Perhaps the nearest case to that presented on the record here is that of Matter of Kenney, 52 App. Div. 385, 65 N. Y. Supp. 204, where a peremptory writ of mandamus was asked to restore the relator to the position of a sewer inspector. It appeared the relator was appointed an inspector on a sewer in process of construction; that when cold weather came work was suspended with the sewer uncompleted. The relator's services were then dispensed with. The following spring work on the sewer was resumed, and the relator asked to resume his work as inspector, but the writ was denied. In the case of People v. Williams, 140 App. Div. 723, 125 N. Y. Supp. 583, it was held that, where a veteran was employed in a state department for no stated term, he might be discharged when the funds available for the payment of his salary have been exhausted. To the same effect

the case of Matter of Barton, 141 App. Div. 295, 126 N. Y. Supp. 47. In the matter of Vincent v. Cram, 27 Misc. Rep. 158, 57 N. Y. Supp. 771, it was held that recreation pier attendants on piers open only from May to November may be removed, and that the statute requiring the statement of reasons for such removal had no application. The court very pertinently said that the test is whether the dismissal was because of the fact that the services of an employé were no longer needed, as distinguished from a case of a removal to make way for another.

▶ [Exercise]
Rewrite the passage between "the case of Matter" and "way for another.", inclusive, swapping "dismissal" for "discharge".

▶ [Provided records]
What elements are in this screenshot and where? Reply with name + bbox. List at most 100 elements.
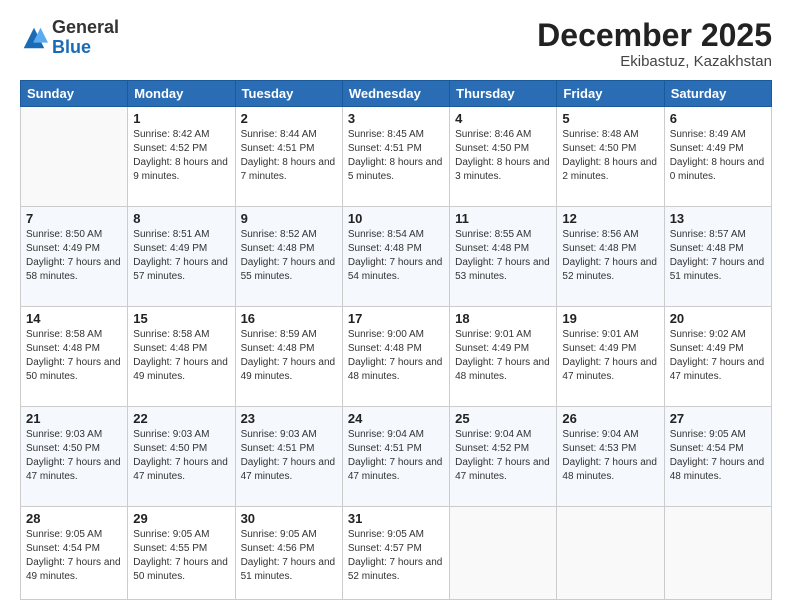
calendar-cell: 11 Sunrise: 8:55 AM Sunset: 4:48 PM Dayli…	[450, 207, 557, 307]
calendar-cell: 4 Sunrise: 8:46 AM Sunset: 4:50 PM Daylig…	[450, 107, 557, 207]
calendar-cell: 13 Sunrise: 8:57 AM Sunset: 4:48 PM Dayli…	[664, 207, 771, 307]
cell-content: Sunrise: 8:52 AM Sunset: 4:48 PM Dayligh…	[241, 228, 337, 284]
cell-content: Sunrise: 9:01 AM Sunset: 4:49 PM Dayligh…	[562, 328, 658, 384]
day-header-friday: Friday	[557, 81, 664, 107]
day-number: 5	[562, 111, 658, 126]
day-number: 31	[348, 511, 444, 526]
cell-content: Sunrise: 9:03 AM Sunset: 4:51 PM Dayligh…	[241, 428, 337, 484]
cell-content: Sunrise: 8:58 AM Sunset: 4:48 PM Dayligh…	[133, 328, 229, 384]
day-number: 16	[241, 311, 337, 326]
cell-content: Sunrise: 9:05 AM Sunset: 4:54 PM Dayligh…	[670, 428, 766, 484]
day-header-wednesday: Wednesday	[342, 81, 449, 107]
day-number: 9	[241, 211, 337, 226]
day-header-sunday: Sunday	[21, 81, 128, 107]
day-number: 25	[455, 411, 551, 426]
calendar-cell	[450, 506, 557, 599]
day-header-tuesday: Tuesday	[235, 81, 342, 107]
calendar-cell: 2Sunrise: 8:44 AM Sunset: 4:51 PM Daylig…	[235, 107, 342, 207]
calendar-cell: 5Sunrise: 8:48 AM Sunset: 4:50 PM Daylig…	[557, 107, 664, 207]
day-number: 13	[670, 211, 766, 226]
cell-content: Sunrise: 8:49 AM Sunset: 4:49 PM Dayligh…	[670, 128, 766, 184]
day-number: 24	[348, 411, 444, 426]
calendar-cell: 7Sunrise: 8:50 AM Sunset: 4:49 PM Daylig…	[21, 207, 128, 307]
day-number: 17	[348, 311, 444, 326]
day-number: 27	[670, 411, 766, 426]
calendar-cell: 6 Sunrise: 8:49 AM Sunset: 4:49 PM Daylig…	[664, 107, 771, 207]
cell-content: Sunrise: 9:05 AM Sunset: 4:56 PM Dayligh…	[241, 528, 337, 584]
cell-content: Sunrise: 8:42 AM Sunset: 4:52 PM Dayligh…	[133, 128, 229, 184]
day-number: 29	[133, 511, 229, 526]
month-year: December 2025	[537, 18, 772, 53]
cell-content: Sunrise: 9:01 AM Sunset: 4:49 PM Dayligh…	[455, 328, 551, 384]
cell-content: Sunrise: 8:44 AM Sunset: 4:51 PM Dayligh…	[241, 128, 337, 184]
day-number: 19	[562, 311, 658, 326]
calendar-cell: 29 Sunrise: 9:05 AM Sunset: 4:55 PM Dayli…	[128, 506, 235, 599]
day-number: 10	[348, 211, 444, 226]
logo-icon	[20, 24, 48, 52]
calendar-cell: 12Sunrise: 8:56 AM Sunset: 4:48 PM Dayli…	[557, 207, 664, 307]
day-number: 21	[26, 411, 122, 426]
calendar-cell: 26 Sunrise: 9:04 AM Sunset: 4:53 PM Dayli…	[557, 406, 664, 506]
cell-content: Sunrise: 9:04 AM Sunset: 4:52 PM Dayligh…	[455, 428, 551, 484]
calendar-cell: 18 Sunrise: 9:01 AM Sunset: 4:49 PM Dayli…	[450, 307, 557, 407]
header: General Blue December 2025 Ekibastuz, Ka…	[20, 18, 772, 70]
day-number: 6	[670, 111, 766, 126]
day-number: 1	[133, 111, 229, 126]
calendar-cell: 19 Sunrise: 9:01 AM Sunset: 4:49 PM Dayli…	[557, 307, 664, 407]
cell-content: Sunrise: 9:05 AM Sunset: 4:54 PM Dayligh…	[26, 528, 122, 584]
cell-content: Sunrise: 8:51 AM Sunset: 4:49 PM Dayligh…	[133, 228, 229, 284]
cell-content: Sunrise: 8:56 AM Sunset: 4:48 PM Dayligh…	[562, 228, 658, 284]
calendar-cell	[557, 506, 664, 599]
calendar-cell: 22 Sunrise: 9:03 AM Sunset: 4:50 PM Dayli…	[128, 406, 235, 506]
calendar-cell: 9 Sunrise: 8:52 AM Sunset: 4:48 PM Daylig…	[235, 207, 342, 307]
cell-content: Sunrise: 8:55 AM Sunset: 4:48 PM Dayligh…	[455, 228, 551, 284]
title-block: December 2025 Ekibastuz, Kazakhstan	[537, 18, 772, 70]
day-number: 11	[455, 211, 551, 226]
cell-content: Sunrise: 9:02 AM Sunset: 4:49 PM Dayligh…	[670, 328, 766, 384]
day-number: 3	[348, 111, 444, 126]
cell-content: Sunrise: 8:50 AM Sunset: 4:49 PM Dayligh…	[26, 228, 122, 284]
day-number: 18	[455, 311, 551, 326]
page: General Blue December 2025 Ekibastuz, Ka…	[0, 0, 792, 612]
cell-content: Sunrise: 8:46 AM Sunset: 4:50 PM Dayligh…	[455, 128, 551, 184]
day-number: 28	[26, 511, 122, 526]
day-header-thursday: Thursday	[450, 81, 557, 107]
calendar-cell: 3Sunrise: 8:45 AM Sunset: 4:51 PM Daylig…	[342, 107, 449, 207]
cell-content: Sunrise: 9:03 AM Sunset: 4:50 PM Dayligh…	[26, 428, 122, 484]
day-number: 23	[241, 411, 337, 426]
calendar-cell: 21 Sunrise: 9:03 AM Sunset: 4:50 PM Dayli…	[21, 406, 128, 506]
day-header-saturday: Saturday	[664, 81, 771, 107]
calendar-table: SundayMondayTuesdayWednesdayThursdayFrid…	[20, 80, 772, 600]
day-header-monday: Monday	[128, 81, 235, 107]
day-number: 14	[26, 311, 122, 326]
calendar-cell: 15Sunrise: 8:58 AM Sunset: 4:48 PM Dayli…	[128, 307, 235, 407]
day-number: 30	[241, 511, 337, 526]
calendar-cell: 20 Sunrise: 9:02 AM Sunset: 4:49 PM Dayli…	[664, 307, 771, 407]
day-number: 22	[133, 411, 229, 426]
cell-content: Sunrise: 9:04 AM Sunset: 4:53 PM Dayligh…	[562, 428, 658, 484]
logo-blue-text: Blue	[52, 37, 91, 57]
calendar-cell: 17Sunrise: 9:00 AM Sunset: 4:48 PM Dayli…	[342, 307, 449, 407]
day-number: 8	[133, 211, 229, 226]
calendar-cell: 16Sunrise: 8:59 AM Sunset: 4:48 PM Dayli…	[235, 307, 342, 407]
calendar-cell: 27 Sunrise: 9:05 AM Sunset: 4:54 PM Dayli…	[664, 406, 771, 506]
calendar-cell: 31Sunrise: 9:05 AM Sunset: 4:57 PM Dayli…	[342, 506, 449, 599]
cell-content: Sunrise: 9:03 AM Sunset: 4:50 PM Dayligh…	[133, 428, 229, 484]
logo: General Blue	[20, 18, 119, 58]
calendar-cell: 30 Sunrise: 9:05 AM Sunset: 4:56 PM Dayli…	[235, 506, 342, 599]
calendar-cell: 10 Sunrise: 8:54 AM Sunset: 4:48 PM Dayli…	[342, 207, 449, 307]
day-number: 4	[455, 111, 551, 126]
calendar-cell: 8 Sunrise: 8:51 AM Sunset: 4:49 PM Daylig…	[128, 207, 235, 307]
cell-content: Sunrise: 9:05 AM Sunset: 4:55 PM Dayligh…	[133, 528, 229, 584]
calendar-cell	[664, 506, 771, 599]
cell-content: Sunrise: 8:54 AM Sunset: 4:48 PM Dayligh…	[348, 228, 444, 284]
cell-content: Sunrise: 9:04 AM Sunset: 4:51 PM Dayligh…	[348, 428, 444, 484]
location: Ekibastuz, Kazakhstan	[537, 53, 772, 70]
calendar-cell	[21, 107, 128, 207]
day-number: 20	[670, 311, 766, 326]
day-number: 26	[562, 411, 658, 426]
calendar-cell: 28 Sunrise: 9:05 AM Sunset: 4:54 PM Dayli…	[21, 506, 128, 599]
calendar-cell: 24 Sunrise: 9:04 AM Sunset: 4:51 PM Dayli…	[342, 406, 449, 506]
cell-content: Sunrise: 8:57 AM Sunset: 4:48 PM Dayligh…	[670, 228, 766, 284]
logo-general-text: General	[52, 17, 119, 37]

▶ [Result]
the case of Matter of Barton, 141 App. Div. 295, 126 N. Y. Supp. 47. In the matter of Vincent v. Cram, 27 Misc. Rep. 158, 57 N. Y. Supp. 771, it was held that recreation pier attendants on piers open only from May to November may be removed, and that the statute requiring the statement of reasons for such removal had no application. The court very pertinently said that the test is whether the discharge was because of the fact that the services of an employé were no longer needed, as distinguished from a case of a removal to make way for another.